_Quoted text:_
-*-*-

The term “station,” as used in § 46b-81, refers to the parties’ standard of living, which the courts carefully must consider when dividing marital property. Blake v. Blake, 207 Conn. 217, 232, 541 A.2d 1201 (1988); Graham v. Graham, 25 Conn. App. 41, 47, 592 A.2d 424, cert. denied, 220 Conn. 903, 593 A.2d 969 (1991). The purpose of dividing marital property is to preserve, as much as possible, the parties’ existing standard of living, not to award property to one spouse to the complete exclusion of the other. Although an award of such magnitude might be permissible under some circumstances, the trial court’s other financial orders render the current distribution impracticable. Indeed, the trial court’s order that the defendant pay considerable alimony as well as maintain two insurance policies for the plain*357tiffs benefit exhausted his income. See also part II of this opinion. Given the court’s order that he relinquish his stock in Greco’s Auto Parts, Inc., which assured him a regular paycheck despite working only a few hours a day, the defendant’s future employment prospects are uncertain at best.8 The defendant’s already diminished ability to generate income due to his age, health, lack of education, and other infirmities also militates against divesting him of any assets with which he could satisfy the trial court’s other orders. See Bartlett v. Bartlett, 220 Conn. 372, 378 n.8, 599 A.2d 14 (1991) (“[i]n assigning marital property, the trial court must also consider the opportunity for each party to acquire future capital assets and income, as well as the contribution of each of the parties toward the value of their respective estates”). Thus, the trial court’s orders leave the defendant destitute, while giving to the plaintiff all significant marital assets as well as the defendant’s entire salary.

The plaintiff attempts to justify the disproportionate award by relying on allegations of fraud. Specifically, she relies on Watson v. Watson, 221 Conn. 698, 709, 607 A.2d 383 (1992), in which we stated that “the trial court in a dissolution action may properly consider as part of the marital estate property that has been *358fraudulently transferred even though for some reason the trial court has chosen not to set aside the transfer.”9 In Watson, the trial court applied then General Statutes § 52-552, which required that “[t]he party seeking to set aside a conveyance as fraudulent bears the burden of proving . . . that the conveyance was made without substantial consideration and rendered the transferor unable to meet his obligations . . . .” (Emphasis added.) Watson v. Watson, supra, 707. After making a formal finding that the defendant had transferred property with fraudulent intent and without substantial consideration, the trial court in Watson declined to set aside the conveyance or include the value of the property in the marital estate because the conveyance had not rendered him unable to meet his obligations. Id., 706-707. This court reversed the trial court’s order, concluding that, although the conveyance was not set aside because the second statutory element was unsatisfied, the trial court should have included the value of the property in the marital estate because the defendant had transferred it with the intent to defraud the plaintiff. Id., 708-709.

-*-*-

_Problem to solve:_ Translate this sentence from the court opinion into Spanish: "The plaintiff attempts to justify the disproportionate award by relying on allegations of fraud."

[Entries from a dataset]
-*-*-

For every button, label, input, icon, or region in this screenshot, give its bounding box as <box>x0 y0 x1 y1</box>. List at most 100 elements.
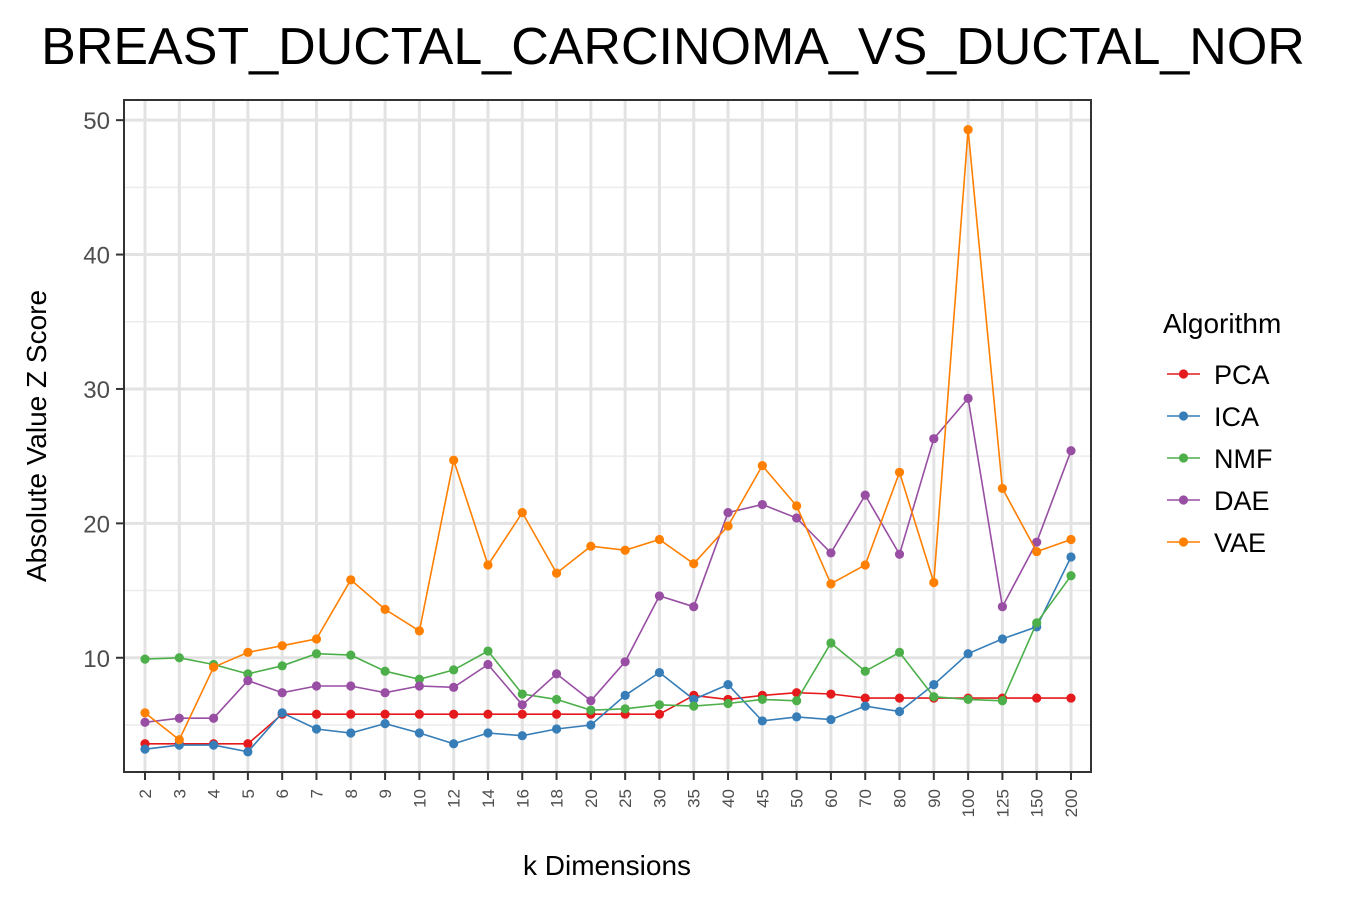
data-point-pca <box>551 709 562 719</box>
data-point-nmf <box>963 694 973 705</box>
data-point-ica <box>517 731 527 741</box>
data-point-dae <box>517 700 527 710</box>
x-tick-label: 80 <box>891 789 910 808</box>
data-point-pca <box>894 693 905 703</box>
data-point-ica <box>654 667 665 678</box>
data-point-nmf <box>792 696 802 706</box>
x-tick-label: 70 <box>856 789 875 808</box>
data-point-vae <box>826 579 836 589</box>
data-point-nmf <box>483 646 493 656</box>
data-point-vae <box>963 124 973 135</box>
data-point-pca <box>860 693 870 703</box>
data-point-dae <box>277 688 287 698</box>
x-tick-label: 20 <box>582 789 601 808</box>
data-point-ica <box>449 739 459 749</box>
data-point-vae <box>654 534 665 545</box>
x-tick-label: 5 <box>239 789 258 798</box>
data-point-dae <box>449 682 459 692</box>
data-point-dae <box>174 713 184 723</box>
data-point-vae <box>517 508 527 518</box>
data-point-nmf <box>826 638 836 648</box>
data-point-nmf <box>723 698 733 709</box>
x-tick-label: 90 <box>925 789 944 808</box>
data-point-vae <box>277 641 287 651</box>
data-point-pca <box>243 739 253 749</box>
data-point-dae <box>723 508 733 518</box>
x-tick-label: 25 <box>616 789 635 808</box>
data-point-vae <box>243 647 253 657</box>
data-point-ica <box>723 680 733 690</box>
plot-panel-background <box>124 100 1091 772</box>
x-tick-label: 3 <box>170 789 189 798</box>
data-point-dae <box>551 669 562 679</box>
data-point-ica <box>894 706 905 717</box>
x-tick-label: 150 <box>1028 789 1047 817</box>
data-point-pca <box>654 709 665 719</box>
data-point-dae <box>483 659 493 670</box>
data-point-nmf <box>860 666 870 676</box>
x-tick-label: 6 <box>273 789 292 798</box>
grid-lines <box>124 100 1091 772</box>
data-point-dae <box>757 499 767 510</box>
data-point-pca <box>826 689 836 699</box>
data-point-pca <box>311 709 322 719</box>
data-point-vae <box>1032 546 1042 557</box>
data-point-ica <box>414 728 424 738</box>
data-point-dae <box>586 696 596 706</box>
data-point-pca <box>517 709 527 719</box>
data-point-ica <box>140 744 150 754</box>
data-point-nmf <box>277 661 287 671</box>
data-point-ica <box>620 690 630 700</box>
data-point-ica <box>860 701 870 711</box>
data-point-dae <box>963 393 973 403</box>
data-point-vae <box>140 708 150 718</box>
x-tick-label: 100 <box>959 789 978 817</box>
data-point-nmf <box>551 694 562 705</box>
data-point-ica <box>311 724 322 734</box>
data-point-vae <box>620 545 630 555</box>
data-point-ica <box>483 728 493 738</box>
data-point-ica <box>380 719 390 729</box>
legend-label-vae: VAE <box>1214 528 1266 558</box>
data-point-pca <box>346 709 356 719</box>
x-tick-label: 125 <box>993 789 1012 817</box>
legend-key-point-nmf <box>1178 453 1189 463</box>
plot-panel-border <box>123 99 1092 773</box>
legend-label-pca: PCA <box>1214 360 1270 390</box>
data-point-nmf <box>449 665 459 675</box>
data-point-pca <box>1066 693 1076 703</box>
data-point-vae <box>311 634 322 644</box>
data-point-dae <box>689 602 699 612</box>
data-point-ica <box>757 716 767 726</box>
data-point-vae <box>997 483 1008 494</box>
data-point-dae <box>243 676 253 686</box>
chart-title: BREAST_DUCTAL_CARCINOMA_VS_DUCTAL_NOR <box>41 18 1305 76</box>
series-line-nmf <box>144 575 1072 712</box>
data-point-ica <box>826 714 836 725</box>
data-point-pca <box>449 709 459 719</box>
data-point-nmf <box>346 650 356 660</box>
x-axis-title: k Dimensions <box>523 850 691 881</box>
data-point-pca <box>1032 693 1042 703</box>
data-point-ica <box>243 747 253 757</box>
data-point-dae <box>654 591 665 601</box>
legend-label-dae: DAE <box>1214 486 1270 516</box>
x-tick-label: 40 <box>719 789 738 808</box>
x-tick-label: 35 <box>685 789 704 808</box>
y-axis-title: Absolute Value Z Score <box>21 290 52 582</box>
data-point-nmf <box>894 647 905 657</box>
data-point-ica <box>929 680 939 690</box>
series-lines <box>140 124 1076 757</box>
data-point-pca <box>414 709 424 719</box>
data-point-pca <box>792 688 802 698</box>
data-point-nmf <box>174 653 184 663</box>
data-point-nmf <box>620 704 630 714</box>
x-tick-label: 16 <box>513 789 532 808</box>
x-tick-label: 9 <box>376 789 395 798</box>
legend-key-point-pca <box>1178 369 1189 379</box>
x-tick-label: 200 <box>1062 789 1081 817</box>
data-point-dae <box>997 602 1008 612</box>
data-point-nmf <box>757 694 767 705</box>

-*-*-

_Answer to the exercise:_ La demandante intenta justificar la adjudicación desproporcionada basándose en alegaciones de fraude.